* **Objective**: Identify each line containing the word "Output" and copy it.

━━ Listed records

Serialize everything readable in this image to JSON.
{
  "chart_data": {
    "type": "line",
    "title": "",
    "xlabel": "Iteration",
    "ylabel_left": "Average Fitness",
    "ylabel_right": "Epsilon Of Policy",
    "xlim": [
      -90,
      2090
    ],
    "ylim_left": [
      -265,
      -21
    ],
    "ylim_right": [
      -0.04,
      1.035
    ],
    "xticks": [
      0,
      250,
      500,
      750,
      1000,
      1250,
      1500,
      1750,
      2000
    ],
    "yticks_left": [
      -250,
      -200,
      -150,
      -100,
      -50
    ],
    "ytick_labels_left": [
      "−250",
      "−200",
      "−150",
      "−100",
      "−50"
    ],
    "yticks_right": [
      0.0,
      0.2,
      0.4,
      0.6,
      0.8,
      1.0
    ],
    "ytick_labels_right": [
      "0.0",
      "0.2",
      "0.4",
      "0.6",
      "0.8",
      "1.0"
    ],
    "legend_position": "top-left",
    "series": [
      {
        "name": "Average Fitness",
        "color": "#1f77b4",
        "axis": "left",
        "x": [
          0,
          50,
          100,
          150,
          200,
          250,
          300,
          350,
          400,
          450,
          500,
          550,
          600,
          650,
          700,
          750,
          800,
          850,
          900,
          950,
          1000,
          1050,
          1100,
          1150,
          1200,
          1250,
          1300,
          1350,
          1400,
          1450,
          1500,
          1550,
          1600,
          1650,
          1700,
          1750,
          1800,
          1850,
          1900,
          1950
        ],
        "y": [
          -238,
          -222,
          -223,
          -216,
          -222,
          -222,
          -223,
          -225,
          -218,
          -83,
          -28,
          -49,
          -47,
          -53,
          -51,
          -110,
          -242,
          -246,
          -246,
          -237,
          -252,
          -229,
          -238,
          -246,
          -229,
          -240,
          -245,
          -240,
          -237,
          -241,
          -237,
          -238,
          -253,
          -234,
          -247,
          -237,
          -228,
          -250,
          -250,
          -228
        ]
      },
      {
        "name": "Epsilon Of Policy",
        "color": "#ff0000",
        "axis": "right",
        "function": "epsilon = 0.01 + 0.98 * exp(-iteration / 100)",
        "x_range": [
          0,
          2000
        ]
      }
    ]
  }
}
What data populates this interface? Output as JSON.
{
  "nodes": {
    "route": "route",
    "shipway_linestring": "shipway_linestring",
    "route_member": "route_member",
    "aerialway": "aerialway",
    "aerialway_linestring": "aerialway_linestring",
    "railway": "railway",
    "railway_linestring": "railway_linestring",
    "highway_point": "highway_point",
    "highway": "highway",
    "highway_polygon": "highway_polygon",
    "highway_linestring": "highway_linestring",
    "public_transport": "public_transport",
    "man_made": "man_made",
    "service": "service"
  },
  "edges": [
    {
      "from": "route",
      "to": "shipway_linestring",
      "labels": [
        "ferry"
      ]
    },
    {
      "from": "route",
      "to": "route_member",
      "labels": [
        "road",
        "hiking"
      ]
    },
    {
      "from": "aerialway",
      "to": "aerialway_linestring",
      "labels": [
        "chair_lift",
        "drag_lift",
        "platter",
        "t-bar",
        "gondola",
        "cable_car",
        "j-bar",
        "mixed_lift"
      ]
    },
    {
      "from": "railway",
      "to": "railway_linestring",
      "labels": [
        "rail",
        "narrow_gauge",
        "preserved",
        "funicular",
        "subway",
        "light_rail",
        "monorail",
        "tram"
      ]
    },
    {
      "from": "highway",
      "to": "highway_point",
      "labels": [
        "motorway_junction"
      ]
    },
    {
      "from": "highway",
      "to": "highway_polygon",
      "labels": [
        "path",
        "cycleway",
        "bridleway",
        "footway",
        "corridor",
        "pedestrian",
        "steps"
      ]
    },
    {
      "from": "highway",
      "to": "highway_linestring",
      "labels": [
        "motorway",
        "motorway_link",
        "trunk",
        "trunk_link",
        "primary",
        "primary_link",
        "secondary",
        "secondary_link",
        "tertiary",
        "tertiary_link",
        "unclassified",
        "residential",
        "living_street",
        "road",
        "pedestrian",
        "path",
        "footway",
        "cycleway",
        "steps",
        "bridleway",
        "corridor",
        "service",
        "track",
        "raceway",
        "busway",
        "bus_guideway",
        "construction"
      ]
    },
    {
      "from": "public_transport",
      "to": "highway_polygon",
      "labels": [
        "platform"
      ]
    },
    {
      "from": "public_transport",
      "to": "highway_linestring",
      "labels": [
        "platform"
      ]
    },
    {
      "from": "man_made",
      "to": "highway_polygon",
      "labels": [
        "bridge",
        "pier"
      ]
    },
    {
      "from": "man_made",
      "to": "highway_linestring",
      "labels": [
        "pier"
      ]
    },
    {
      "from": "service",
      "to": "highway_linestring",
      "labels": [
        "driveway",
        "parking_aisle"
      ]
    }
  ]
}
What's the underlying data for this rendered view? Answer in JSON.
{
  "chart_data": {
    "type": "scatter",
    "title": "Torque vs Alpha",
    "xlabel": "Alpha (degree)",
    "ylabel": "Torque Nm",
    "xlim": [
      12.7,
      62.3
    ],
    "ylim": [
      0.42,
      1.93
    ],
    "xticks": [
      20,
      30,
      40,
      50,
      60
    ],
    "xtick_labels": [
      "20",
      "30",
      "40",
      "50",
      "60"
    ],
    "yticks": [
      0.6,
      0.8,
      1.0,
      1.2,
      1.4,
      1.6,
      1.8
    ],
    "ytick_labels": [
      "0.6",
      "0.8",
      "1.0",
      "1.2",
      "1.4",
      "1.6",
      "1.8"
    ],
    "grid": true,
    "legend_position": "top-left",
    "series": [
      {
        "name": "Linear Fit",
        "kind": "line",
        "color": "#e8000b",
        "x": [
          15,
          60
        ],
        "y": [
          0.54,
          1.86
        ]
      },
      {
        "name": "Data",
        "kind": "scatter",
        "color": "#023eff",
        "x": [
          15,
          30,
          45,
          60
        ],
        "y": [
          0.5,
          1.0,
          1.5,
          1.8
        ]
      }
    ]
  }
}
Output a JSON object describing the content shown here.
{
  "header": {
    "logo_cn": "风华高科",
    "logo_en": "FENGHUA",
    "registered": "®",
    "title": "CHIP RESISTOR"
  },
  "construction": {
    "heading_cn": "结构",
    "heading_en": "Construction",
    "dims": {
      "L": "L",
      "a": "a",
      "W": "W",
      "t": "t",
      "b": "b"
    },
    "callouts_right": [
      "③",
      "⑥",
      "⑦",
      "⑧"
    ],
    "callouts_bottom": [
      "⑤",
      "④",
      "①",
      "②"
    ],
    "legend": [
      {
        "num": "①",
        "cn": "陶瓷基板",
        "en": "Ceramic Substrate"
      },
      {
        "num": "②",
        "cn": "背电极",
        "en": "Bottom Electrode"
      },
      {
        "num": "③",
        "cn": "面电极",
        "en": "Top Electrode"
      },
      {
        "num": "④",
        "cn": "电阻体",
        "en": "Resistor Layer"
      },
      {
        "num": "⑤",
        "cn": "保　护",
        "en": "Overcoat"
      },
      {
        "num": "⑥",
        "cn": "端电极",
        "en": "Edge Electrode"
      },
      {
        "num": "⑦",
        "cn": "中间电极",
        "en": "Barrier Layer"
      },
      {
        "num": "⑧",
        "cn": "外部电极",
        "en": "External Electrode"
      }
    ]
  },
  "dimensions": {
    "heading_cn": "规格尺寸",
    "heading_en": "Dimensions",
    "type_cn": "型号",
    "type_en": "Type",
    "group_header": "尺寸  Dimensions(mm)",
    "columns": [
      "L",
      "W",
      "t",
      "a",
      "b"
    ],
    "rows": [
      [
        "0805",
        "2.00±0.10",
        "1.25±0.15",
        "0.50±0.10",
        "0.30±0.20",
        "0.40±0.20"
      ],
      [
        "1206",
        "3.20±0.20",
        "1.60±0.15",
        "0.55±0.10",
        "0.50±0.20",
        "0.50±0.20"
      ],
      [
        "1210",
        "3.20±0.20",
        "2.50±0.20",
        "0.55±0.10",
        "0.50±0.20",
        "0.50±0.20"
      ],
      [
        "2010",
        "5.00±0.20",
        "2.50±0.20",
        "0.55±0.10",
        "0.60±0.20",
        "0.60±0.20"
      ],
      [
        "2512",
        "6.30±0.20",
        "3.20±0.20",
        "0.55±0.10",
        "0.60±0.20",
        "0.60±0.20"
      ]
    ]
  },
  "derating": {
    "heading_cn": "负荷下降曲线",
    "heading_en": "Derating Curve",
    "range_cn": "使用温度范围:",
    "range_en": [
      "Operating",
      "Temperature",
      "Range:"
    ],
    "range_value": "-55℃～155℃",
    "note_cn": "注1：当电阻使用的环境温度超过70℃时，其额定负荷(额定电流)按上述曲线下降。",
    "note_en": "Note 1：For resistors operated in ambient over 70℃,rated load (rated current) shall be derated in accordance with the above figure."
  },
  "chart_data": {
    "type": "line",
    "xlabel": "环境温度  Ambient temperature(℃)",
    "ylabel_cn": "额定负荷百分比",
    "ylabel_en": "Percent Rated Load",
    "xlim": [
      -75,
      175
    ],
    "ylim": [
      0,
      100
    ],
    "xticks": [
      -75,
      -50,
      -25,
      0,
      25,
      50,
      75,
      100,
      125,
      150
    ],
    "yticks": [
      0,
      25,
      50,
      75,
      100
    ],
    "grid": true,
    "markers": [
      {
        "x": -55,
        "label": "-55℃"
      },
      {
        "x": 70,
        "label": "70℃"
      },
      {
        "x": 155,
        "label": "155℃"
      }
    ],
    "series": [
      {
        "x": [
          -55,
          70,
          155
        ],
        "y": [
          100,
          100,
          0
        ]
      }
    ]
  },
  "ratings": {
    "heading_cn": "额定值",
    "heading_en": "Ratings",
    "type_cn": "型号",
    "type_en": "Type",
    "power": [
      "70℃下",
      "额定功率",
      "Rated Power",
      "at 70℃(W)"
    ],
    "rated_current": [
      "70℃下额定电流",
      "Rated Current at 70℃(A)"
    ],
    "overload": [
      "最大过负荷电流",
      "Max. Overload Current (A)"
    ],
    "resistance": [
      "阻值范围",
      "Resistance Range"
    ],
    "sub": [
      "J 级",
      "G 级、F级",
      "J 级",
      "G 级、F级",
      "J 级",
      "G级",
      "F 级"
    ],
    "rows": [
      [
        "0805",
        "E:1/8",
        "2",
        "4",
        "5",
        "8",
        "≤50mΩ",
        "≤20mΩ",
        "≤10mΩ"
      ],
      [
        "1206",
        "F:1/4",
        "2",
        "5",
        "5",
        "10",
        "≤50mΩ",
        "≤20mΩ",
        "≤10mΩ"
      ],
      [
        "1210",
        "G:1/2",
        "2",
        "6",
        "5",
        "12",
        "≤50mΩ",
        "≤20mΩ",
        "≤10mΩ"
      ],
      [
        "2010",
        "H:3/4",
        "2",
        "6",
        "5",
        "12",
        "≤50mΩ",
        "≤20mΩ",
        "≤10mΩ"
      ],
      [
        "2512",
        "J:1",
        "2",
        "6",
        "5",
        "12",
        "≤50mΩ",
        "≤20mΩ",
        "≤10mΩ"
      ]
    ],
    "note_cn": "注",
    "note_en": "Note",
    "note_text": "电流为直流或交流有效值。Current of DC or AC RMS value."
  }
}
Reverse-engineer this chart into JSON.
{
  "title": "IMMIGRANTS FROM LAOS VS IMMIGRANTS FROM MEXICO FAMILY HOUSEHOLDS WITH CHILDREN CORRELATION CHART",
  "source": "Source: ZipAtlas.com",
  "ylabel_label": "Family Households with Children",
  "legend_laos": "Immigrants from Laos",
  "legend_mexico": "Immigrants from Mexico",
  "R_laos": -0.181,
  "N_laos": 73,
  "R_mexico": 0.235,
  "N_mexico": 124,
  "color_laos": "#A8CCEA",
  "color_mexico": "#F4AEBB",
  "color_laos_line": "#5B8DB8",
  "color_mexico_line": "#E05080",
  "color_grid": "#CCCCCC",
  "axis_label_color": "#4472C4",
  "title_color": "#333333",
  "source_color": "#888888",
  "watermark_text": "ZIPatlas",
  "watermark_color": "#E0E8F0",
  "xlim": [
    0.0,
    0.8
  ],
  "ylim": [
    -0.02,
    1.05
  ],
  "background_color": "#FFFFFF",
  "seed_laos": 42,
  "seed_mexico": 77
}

━━━━

* **Task result**:
What data populates this interface? Output as JSON.
Output a JSON object describing the content shown here.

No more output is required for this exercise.